=== Directions ===
Go through the entries below and write each one out exactly.

Saved entries
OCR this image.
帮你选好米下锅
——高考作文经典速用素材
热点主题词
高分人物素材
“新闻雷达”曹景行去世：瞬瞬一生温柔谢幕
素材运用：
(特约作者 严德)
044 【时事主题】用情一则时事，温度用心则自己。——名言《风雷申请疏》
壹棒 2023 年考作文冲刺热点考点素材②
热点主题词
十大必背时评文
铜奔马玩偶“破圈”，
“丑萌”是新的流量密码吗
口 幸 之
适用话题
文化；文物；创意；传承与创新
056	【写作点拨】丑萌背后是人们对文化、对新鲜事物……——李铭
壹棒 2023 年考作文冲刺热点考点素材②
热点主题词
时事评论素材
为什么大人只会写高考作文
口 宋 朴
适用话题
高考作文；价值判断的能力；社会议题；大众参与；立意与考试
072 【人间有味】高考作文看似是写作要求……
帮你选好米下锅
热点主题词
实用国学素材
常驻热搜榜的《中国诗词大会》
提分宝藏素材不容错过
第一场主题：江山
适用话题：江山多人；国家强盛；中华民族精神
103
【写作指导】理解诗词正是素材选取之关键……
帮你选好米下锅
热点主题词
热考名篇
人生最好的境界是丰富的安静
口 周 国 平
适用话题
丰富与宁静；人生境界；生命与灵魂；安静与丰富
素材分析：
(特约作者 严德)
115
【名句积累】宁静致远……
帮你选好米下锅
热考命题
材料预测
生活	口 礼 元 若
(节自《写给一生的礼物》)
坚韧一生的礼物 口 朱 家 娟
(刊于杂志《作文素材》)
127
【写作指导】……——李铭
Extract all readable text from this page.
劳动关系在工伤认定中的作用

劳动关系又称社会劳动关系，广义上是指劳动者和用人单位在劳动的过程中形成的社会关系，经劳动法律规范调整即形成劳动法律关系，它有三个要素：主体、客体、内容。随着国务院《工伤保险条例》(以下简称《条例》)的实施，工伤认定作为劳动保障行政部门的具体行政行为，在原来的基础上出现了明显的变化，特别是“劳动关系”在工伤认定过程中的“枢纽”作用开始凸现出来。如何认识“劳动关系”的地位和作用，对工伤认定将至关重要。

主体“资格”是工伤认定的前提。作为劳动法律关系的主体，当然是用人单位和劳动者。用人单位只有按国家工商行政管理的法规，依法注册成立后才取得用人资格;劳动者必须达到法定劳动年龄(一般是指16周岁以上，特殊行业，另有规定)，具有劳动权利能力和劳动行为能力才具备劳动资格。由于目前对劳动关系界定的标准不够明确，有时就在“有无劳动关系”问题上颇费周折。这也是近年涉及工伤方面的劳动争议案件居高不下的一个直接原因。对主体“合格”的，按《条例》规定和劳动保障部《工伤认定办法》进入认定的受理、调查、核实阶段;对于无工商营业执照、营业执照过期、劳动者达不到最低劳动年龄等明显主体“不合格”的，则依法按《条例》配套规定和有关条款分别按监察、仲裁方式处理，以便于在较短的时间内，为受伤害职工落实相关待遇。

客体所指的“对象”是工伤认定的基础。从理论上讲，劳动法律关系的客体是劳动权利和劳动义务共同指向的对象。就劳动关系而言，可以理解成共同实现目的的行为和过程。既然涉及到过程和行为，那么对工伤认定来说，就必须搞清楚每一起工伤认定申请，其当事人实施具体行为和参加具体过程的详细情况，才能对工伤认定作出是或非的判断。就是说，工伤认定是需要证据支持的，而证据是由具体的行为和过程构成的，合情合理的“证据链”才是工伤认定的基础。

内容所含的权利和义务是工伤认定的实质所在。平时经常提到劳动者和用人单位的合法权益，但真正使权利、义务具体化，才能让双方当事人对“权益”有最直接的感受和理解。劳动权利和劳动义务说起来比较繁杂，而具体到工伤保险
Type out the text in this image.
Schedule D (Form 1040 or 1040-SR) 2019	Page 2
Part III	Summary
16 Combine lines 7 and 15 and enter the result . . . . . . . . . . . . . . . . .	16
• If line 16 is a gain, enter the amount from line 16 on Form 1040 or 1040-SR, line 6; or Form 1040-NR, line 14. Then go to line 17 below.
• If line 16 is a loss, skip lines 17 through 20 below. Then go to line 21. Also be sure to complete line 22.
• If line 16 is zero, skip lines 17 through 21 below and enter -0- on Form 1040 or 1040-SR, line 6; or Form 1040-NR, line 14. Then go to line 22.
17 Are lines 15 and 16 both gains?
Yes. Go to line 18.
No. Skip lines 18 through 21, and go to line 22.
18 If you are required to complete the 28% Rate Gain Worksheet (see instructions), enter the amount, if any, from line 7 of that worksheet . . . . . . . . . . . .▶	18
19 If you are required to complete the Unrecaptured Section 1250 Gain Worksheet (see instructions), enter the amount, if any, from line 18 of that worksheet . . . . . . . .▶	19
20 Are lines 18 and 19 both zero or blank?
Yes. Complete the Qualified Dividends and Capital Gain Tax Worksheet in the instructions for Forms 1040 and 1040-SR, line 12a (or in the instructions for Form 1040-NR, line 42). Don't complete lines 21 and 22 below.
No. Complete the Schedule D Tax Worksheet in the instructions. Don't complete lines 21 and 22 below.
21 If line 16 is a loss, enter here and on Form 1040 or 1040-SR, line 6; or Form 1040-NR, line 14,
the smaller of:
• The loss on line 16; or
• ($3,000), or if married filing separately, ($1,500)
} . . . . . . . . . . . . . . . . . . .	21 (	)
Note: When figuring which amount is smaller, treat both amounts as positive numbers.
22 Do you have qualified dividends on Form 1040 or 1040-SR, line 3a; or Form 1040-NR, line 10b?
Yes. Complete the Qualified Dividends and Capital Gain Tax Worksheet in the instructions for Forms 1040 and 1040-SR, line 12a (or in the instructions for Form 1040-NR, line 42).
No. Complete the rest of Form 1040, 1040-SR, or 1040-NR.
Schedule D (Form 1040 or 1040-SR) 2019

=== Result ===
OCR this image.
帮你选好米下锅
——高考作文经典速用素材
热点主题词
高分人物素材
“新闻雷达”曹景行去世：瞬瞬一生温柔谢幕
素材运用：
(特约作者 严德)
044 【时事主题】用情一则时事，温度用心则自己。——名言《风雷申请疏》
壹棒 2023 年考作文冲刺热点考点素材②
热点主题词
十大必背时评文
铜奔马玩偶“破圈”，
“丑萌”是新的流量密码吗
口 幸 之
适用话题
文化；文物；创意；传承与创新
056	【写作点拨】丑萌背后是人们对文化、对新鲜事物……——李铭
壹棒 2023 年考作文冲刺热点考点素材②
热点主题词
时事评论素材
为什么大人只会写高考作文
口 宋 朴
适用话题
高考作文；价值判断的能力；社会议题；大众参与；立意与考试
072 【人间有味】高考作文看似是写作要求……
帮你选好米下锅
热点主题词
实用国学素材
常驻热搜榜的《中国诗词大会》
提分宝藏素材不容错过
第一场主题：江山
适用话题：江山多人；国家强盛；中华民族精神
103
【写作指导】理解诗词正是素材选取之关键……
帮你选好米下锅
热点主题词
热考名篇
人生最好的境界是丰富的安静
口 周 国 平
适用话题
丰富与宁静；人生境界；生命与灵魂；安静与丰富
素材分析：
(特约作者 严德)
115
【名句积累】宁静致远……
帮你选好米下锅
热考命题
材料预测
生活	口 礼 元 若
(节自《写给一生的礼物》)
坚韧一生的礼物 口 朱 家 娟
(刊于杂志《作文素材》)
127
【写作指导】……——李铭
Extract all readable text from this page.
劳动关系在工伤认定中的作用

劳动关系又称社会劳动关系，广义上是指劳动者和用人单位在劳动的过程中形成的社会关系，经劳动法律规范调整即形成劳动法律关系，它有三个要素：主体、客体、内容。随着国务院《工伤保险条例》(以下简称《条例》)的实施，工伤认定作为劳动保障行政部门的具体行政行为，在原来的基础上出现了明显的变化，特别是“劳动关系”在工伤认定过程中的“枢纽”作用开始凸现出来。如何认识“劳动关系”的地位和作用，对工伤认定将至关重要。

主体“资格”是工伤认定的前提。作为劳动法律关系的主体，当然是用人单位和劳动者。用人单位只有按国家工商行政管理的法规，依法注册成立后才取得用人资格;劳动者必须达到法定劳动年龄(一般是指16周岁以上，特殊行业，另有规定)，具有劳动权利能力和劳动行为能力才具备劳动资格。由于目前对劳动关系界定的标准不够明确，有时就在“有无劳动关系”问题上颇费周折。这也是近年涉及工伤方面的劳动争议案件居高不下的一个直接原因。对主体“合格”的，按《条例》规定和劳动保障部《工伤认定办法》进入认定的受理、调查、核实阶段;对于无工商营业执照、营业执照过期、劳动者达不到最低劳动年龄等明显主体“不合格”的，则依法按《条例》配套规定和有关条款分别按监察、仲裁方式处理，以便于在较短的时间内，为受伤害职工落实相关待遇。

客体所指的“对象”是工伤认定的基础。从理论上讲，劳动法律关系的客体是劳动权利和劳动义务共同指向的对象。就劳动关系而言，可以理解成共同实现目的的行为和过程。既然涉及到过程和行为，那么对工伤认定来说，就必须搞清楚每一起工伤认定申请，其当事人实施具体行为和参加具体过程的详细情况，才能对工伤认定作出是或非的判断。就是说，工伤认定是需要证据支持的，而证据是由具体的行为和过程构成的，合情合理的“证据链”才是工伤认定的基础。

内容所含的权利和义务是工伤认定的实质所在。平时经常提到劳动者和用人单位的合法权益，但真正使权利、义务具体化，才能让双方当事人对“权益”有最直接的感受和理解。劳动权利和劳动义务说起来比较繁杂，而具体到工伤保险
Type out the text in this image.
Schedule D (Form 1040 or 1040-SR) 2019	Page 2
Part III	Summary
16 Combine lines 7 and 15 and enter the result . . . . . . . . . . . . . . . . .	16
• If line 16 is a gain, enter the amount from line 16 on Form 1040 or 1040-SR, line 6; or Form 1040-NR, line 14. Then go to line 17 below.
• If line 16 is a loss, skip lines 17 through 20 below. Then go to line 21. Also be sure to complete line 22.
• If line 16 is zero, skip lines 17 through 21 below and enter -0- on Form 1040 or 1040-SR, line 6; or Form 1040-NR, line 14. Then go to line 22.
17 Are lines 15 and 16 both gains?
Yes. Go to line 18.
No. Skip lines 18 through 21, and go to line 22.
18 If you are required to complete the 28% Rate Gain Worksheet (see instructions), enter the amount, if any, from line 7 of that worksheet . . . . . . . . . . . .▶	18
19 If you are required to complete the Unrecaptured Section 1250 Gain Worksheet (see instructions), enter the amount, if any, from line 18 of that worksheet . . . . . . . .▶	19
20 Are lines 18 and 19 both zero or blank?
Yes. Complete the Qualified Dividends and Capital Gain Tax Worksheet in the instructions for Forms 1040 and 1040-SR, line 12a (or in the instructions for Form 1040-NR, line 42). Don't complete lines 21 and 22 below.
No. Complete the Schedule D Tax Worksheet in the instructions. Don't complete lines 21 and 22 below.
21 If line 16 is a loss, enter here and on Form 1040 or 1040-SR, line 6; or Form 1040-NR, line 14,
the smaller of:
• The loss on line 16; or
• ($3,000), or if married filing separately, ($1,500)
} . . . . . . . . . . . . . . . . . . .	21 (	)
Note: When figuring which amount is smaller, treat both amounts as positive numbers.
22 Do you have qualified dividends on Form 1040 or 1040-SR, line 3a; or Form 1040-NR, line 10b?
Yes. Complete the Qualified Dividends and Capital Gain Tax Worksheet in the instructions for Forms 1040 and 1040-SR, line 12a (or in the instructions for Form 1040-NR, line 42).
No. Complete the rest of Form 1040, 1040-SR, or 1040-NR.
Schedule D (Form 1040 or 1040-SR) 2019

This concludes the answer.